* Exercise description
Set down the material below word for word, excluding the pictures.

──────── Input for this task

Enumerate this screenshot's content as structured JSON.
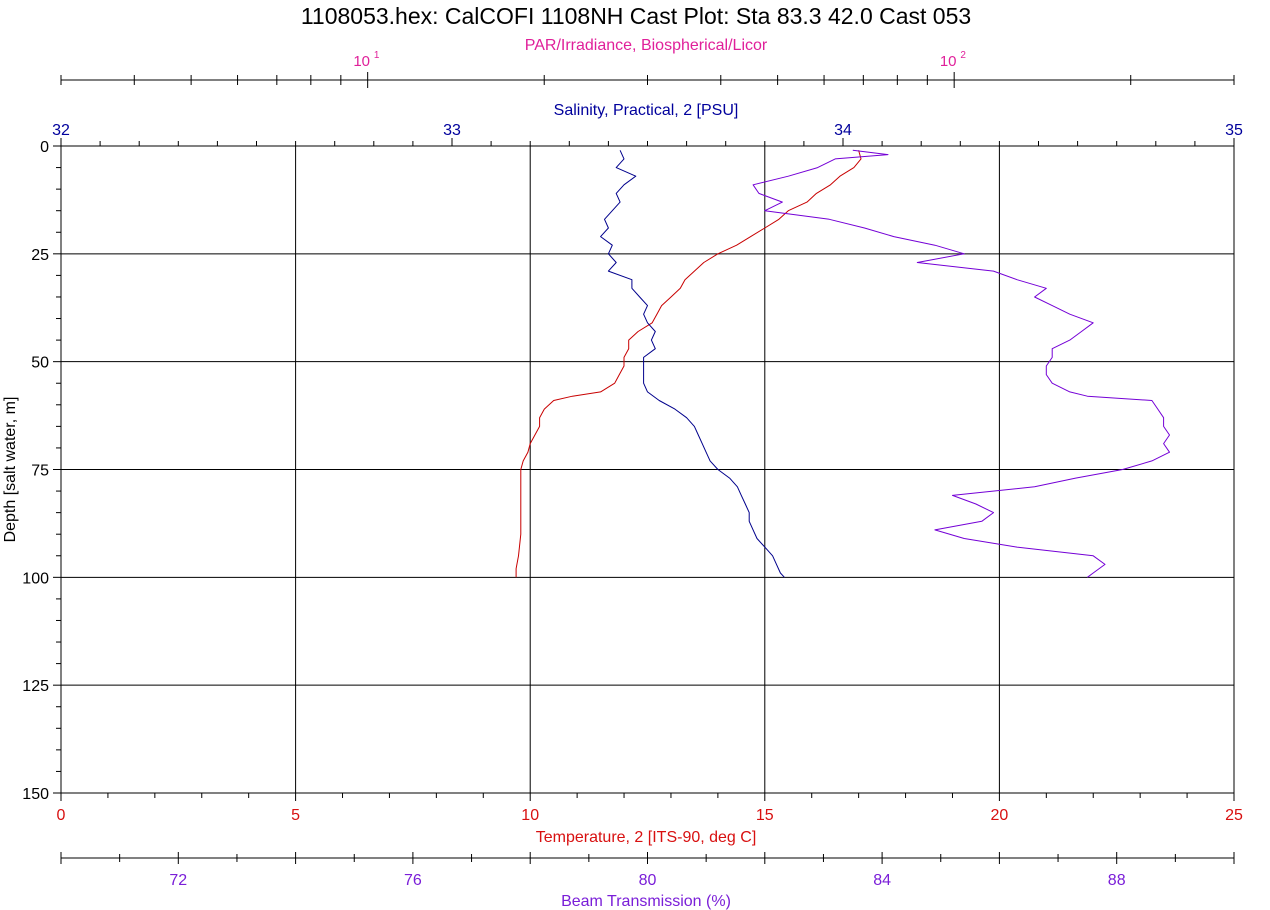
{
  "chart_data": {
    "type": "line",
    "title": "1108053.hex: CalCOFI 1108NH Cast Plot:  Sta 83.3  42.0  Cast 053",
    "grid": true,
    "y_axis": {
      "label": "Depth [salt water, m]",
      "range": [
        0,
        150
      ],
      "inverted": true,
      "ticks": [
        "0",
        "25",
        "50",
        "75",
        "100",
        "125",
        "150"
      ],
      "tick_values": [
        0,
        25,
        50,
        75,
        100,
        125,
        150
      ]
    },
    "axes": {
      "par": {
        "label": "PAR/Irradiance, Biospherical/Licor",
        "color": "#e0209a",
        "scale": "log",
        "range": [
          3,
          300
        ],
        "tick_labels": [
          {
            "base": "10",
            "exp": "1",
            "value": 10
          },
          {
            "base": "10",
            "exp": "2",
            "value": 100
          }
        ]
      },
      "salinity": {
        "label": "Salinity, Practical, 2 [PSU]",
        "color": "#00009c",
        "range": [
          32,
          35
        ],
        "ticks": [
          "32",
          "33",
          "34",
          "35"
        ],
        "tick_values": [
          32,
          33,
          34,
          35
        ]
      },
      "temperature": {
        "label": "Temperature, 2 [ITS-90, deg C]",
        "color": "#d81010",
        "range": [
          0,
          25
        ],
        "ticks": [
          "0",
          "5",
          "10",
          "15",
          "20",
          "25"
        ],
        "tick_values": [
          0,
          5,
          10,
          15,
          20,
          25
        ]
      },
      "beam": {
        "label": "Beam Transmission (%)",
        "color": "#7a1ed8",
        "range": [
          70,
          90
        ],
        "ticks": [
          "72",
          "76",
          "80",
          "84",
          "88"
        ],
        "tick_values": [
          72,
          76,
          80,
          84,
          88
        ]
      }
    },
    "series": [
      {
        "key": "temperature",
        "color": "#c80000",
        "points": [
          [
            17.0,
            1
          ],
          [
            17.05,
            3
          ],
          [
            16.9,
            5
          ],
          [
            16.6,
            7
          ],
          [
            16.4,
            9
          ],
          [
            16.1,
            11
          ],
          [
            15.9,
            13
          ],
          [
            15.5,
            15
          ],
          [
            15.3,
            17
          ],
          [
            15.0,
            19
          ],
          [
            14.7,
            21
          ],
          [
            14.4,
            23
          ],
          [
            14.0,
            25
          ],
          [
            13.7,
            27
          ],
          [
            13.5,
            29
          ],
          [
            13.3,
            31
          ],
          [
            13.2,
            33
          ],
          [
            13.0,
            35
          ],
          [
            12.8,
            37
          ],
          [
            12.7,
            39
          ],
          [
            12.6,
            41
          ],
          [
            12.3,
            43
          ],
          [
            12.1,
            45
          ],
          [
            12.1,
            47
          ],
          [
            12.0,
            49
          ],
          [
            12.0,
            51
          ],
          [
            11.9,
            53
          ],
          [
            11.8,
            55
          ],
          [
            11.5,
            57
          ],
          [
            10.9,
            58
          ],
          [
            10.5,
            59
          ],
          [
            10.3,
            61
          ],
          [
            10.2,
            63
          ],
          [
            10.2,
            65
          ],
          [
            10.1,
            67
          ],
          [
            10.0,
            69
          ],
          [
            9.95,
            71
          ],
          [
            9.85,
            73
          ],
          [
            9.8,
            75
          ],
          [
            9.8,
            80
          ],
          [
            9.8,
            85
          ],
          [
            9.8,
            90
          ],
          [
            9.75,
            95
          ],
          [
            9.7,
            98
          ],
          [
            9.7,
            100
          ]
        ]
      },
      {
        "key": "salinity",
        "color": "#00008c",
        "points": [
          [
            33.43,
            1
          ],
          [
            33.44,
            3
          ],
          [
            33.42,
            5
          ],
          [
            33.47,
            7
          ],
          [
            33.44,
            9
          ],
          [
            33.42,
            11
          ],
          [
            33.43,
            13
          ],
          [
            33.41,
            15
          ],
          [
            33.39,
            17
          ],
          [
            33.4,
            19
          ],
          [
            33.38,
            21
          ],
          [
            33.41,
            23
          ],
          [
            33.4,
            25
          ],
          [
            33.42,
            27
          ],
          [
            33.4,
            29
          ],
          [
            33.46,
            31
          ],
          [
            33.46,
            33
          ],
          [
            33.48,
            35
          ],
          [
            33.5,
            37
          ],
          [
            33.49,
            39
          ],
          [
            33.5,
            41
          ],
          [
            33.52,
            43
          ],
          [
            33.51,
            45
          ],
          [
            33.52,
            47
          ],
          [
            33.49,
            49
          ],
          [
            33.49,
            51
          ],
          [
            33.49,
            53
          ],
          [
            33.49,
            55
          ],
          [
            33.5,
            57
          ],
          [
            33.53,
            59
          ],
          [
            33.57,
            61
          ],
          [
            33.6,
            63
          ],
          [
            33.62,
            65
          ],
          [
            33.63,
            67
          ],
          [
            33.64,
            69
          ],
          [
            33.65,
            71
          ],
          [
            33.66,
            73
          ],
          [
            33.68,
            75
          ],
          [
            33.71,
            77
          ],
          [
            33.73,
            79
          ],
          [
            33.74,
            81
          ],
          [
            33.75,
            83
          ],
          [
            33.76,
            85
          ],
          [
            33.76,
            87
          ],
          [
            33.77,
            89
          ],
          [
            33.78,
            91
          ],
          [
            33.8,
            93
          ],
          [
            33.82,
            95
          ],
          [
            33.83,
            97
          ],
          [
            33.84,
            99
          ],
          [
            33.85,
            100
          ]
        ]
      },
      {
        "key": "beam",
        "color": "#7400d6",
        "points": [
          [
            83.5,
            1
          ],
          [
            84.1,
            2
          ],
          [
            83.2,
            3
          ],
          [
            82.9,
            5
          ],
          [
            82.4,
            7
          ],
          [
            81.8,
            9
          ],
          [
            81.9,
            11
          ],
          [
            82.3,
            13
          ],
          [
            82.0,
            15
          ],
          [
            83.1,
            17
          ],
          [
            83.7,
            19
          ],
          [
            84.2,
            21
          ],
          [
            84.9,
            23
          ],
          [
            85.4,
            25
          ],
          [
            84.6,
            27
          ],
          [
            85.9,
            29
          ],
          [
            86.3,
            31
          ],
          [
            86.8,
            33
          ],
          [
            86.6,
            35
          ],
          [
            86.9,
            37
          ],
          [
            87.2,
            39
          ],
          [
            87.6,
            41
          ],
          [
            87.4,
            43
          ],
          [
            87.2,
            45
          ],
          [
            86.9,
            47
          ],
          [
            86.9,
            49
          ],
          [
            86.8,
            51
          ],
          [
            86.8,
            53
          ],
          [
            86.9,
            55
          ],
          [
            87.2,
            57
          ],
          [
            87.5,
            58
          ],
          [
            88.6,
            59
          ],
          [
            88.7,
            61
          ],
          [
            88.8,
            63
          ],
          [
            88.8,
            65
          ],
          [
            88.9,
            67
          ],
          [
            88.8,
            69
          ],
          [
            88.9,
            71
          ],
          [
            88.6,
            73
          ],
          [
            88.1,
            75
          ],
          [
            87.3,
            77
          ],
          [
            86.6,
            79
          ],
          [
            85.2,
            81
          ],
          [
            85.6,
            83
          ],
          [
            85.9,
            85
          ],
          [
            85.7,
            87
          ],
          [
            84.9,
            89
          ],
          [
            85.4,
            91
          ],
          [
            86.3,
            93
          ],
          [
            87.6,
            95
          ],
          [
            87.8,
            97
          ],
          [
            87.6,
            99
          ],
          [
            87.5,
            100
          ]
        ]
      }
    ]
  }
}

────────────────

* Exercise result
Enumerate this screenshot's content as structured JSON.
{
  "chart_data": {
    "type": "line",
    "title": "1108053.hex: CalCOFI 1108NH Cast Plot:  Sta 83.3  42.0  Cast 053",
    "grid": true,
    "y_axis": {
      "label": "Depth [salt water, m]",
      "range": [
        0,
        150
      ],
      "inverted": true,
      "ticks": [
        "0",
        "25",
        "50",
        "75",
        "100",
        "125",
        "150"
      ],
      "tick_values": [
        0,
        25,
        50,
        75,
        100,
        125,
        150
      ]
    },
    "axes": {
      "par": {
        "label": "PAR/Irradiance, Biospherical/Licor",
        "color": "#e0209a",
        "scale": "log",
        "range": [
          3,
          300
        ],
        "tick_labels": [
          {
            "base": "10",
            "exp": "1",
            "value": 10
          },
          {
            "base": "10",
            "exp": "2",
            "value": 100
          }
        ]
      },
      "salinity": {
        "label": "Salinity, Practical, 2 [PSU]",
        "color": "#00009c",
        "range": [
          32,
          35
        ],
        "ticks": [
          "32",
          "33",
          "34",
          "35"
        ],
        "tick_values": [
          32,
          33,
          34,
          35
        ]
      },
      "temperature": {
        "label": "Temperature, 2 [ITS-90, deg C]",
        "color": "#d81010",
        "range": [
          0,
          25
        ],
        "ticks": [
          "0",
          "5",
          "10",
          "15",
          "20",
          "25"
        ],
        "tick_values": [
          0,
          5,
          10,
          15,
          20,
          25
        ]
      },
      "beam": {
        "label": "Beam Transmission (%)",
        "color": "#7a1ed8",
        "range": [
          70,
          90
        ],
        "ticks": [
          "72",
          "76",
          "80",
          "84",
          "88"
        ],
        "tick_values": [
          72,
          76,
          80,
          84,
          88
        ]
      }
    },
    "series": [
      {
        "key": "temperature",
        "color": "#c80000",
        "points": [
          [
            17.0,
            1
          ],
          [
            17.05,
            3
          ],
          [
            16.9,
            5
          ],
          [
            16.6,
            7
          ],
          [
            16.4,
            9
          ],
          [
            16.1,
            11
          ],
          [
            15.9,
            13
          ],
          [
            15.5,
            15
          ],
          [
            15.3,
            17
          ],
          [
            15.0,
            19
          ],
          [
            14.7,
            21
          ],
          [
            14.4,
            23
          ],
          [
            14.0,
            25
          ],
          [
            13.7,
            27
          ],
          [
            13.5,
            29
          ],
          [
            13.3,
            31
          ],
          [
            13.2,
            33
          ],
          [
            13.0,
            35
          ],
          [
            12.8,
            37
          ],
          [
            12.7,
            39
          ],
          [
            12.6,
            41
          ],
          [
            12.3,
            43
          ],
          [
            12.1,
            45
          ],
          [
            12.1,
            47
          ],
          [
            12.0,
            49
          ],
          [
            12.0,
            51
          ],
          [
            11.9,
            53
          ],
          [
            11.8,
            55
          ],
          [
            11.5,
            57
          ],
          [
            10.9,
            58
          ],
          [
            10.5,
            59
          ],
          [
            10.3,
            61
          ],
          [
            10.2,
            63
          ],
          [
            10.2,
            65
          ],
          [
            10.1,
            67
          ],
          [
            10.0,
            69
          ],
          [
            9.95,
            71
          ],
          [
            9.85,
            73
          ],
          [
            9.8,
            75
          ],
          [
            9.8,
            80
          ],
          [
            9.8,
            85
          ],
          [
            9.8,
            90
          ],
          [
            9.75,
            95
          ],
          [
            9.7,
            98
          ],
          [
            9.7,
            100
          ]
        ]
      },
      {
        "key": "salinity",
        "color": "#00008c",
        "points": [
          [
            33.43,
            1
          ],
          [
            33.44,
            3
          ],
          [
            33.42,
            5
          ],
          [
            33.47,
            7
          ],
          [
            33.44,
            9
          ],
          [
            33.42,
            11
          ],
          [
            33.43,
            13
          ],
          [
            33.41,
            15
          ],
          [
            33.39,
            17
          ],
          [
            33.4,
            19
          ],
          [
            33.38,
            21
          ],
          [
            33.41,
            23
          ],
          [
            33.4,
            25
          ],
          [
            33.42,
            27
          ],
          [
            33.4,
            29
          ],
          [
            33.46,
            31
          ],
          [
            33.46,
            33
          ],
          [
            33.48,
            35
          ],
          [
            33.5,
            37
          ],
          [
            33.49,
            39
          ],
          [
            33.5,
            41
          ],
          [
            33.52,
            43
          ],
          [
            33.51,
            45
          ],
          [
            33.52,
            47
          ],
          [
            33.49,
            49
          ],
          [
            33.49,
            51
          ],
          [
            33.49,
            53
          ],
          [
            33.49,
            55
          ],
          [
            33.5,
            57
          ],
          [
            33.53,
            59
          ],
          [
            33.57,
            61
          ],
          [
            33.6,
            63
          ],
          [
            33.62,
            65
          ],
          [
            33.63,
            67
          ],
          [
            33.64,
            69
          ],
          [
            33.65,
            71
          ],
          [
            33.66,
            73
          ],
          [
            33.68,
            75
          ],
          [
            33.71,
            77
          ],
          [
            33.73,
            79
          ],
          [
            33.74,
            81
          ],
          [
            33.75,
            83
          ],
          [
            33.76,
            85
          ],
          [
            33.76,
            87
          ],
          [
            33.77,
            89
          ],
          [
            33.78,
            91
          ],
          [
            33.8,
            93
          ],
          [
            33.82,
            95
          ],
          [
            33.83,
            97
          ],
          [
            33.84,
            99
          ],
          [
            33.85,
            100
          ]
        ]
      },
      {
        "key": "beam",
        "color": "#7400d6",
        "points": [
          [
            83.5,
            1
          ],
          [
            84.1,
            2
          ],
          [
            83.2,
            3
          ],
          [
            82.9,
            5
          ],
          [
            82.4,
            7
          ],
          [
            81.8,
            9
          ],
          [
            81.9,
            11
          ],
          [
            82.3,
            13
          ],
          [
            82.0,
            15
          ],
          [
            83.1,
            17
          ],
          [
            83.7,
            19
          ],
          [
            84.2,
            21
          ],
          [
            84.9,
            23
          ],
          [
            85.4,
            25
          ],
          [
            84.6,
            27
          ],
          [
            85.9,
            29
          ],
          [
            86.3,
            31
          ],
          [
            86.8,
            33
          ],
          [
            86.6,
            35
          ],
          [
            86.9,
            37
          ],
          [
            87.2,
            39
          ],
          [
            87.6,
            41
          ],
          [
            87.4,
            43
          ],
          [
            87.2,
            45
          ],
          [
            86.9,
            47
          ],
          [
            86.9,
            49
          ],
          [
            86.8,
            51
          ],
          [
            86.8,
            53
          ],
          [
            86.9,
            55
          ],
          [
            87.2,
            57
          ],
          [
            87.5,
            58
          ],
          [
            88.6,
            59
          ],
          [
            88.7,
            61
          ],
          [
            88.8,
            63
          ],
          [
            88.8,
            65
          ],
          [
            88.9,
            67
          ],
          [
            88.8,
            69
          ],
          [
            88.9,
            71
          ],
          [
            88.6,
            73
          ],
          [
            88.1,
            75
          ],
          [
            87.3,
            77
          ],
          [
            86.6,
            79
          ],
          [
            85.2,
            81
          ],
          [
            85.6,
            83
          ],
          [
            85.9,
            85
          ],
          [
            85.7,
            87
          ],
          [
            84.9,
            89
          ],
          [
            85.4,
            91
          ],
          [
            86.3,
            93
          ],
          [
            87.6,
            95
          ],
          [
            87.8,
            97
          ],
          [
            87.6,
            99
          ],
          [
            87.5,
            100
          ]
        ]
      }
    ]
  }
}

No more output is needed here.